(Brief) Can you reproduce the data below with every "Text" renamed to "Label" and nothing else altered?

==========

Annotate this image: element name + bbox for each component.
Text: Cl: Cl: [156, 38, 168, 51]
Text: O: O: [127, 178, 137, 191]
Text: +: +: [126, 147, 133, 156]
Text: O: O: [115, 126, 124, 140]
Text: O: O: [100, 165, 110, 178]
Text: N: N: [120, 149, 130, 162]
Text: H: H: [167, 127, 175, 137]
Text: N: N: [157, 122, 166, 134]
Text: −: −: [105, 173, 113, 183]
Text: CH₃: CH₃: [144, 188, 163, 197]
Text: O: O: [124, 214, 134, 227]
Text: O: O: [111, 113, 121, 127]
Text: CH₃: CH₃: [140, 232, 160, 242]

==========

(Exercise output)
Annotate this image: element name + bbox for each component.
Label: Cl: Cl: [156, 38, 168, 51]
Label: O: O: [127, 178, 137, 191]
Label: +: +: [126, 147, 133, 156]
Label: O: O: [115, 126, 124, 140]
Label: O: O: [100, 165, 110, 178]
Label: N: N: [120, 149, 130, 162]
Label: H: H: [167, 127, 175, 137]
Label: N: N: [157, 122, 166, 134]
Label: −: −: [105, 173, 113, 183]
Label: CH₃: CH₃: [144, 188, 163, 197]
Label: O: O: [124, 214, 134, 227]
Label: O: O: [111, 113, 121, 127]
Label: CH₃: CH₃: [140, 232, 160, 242]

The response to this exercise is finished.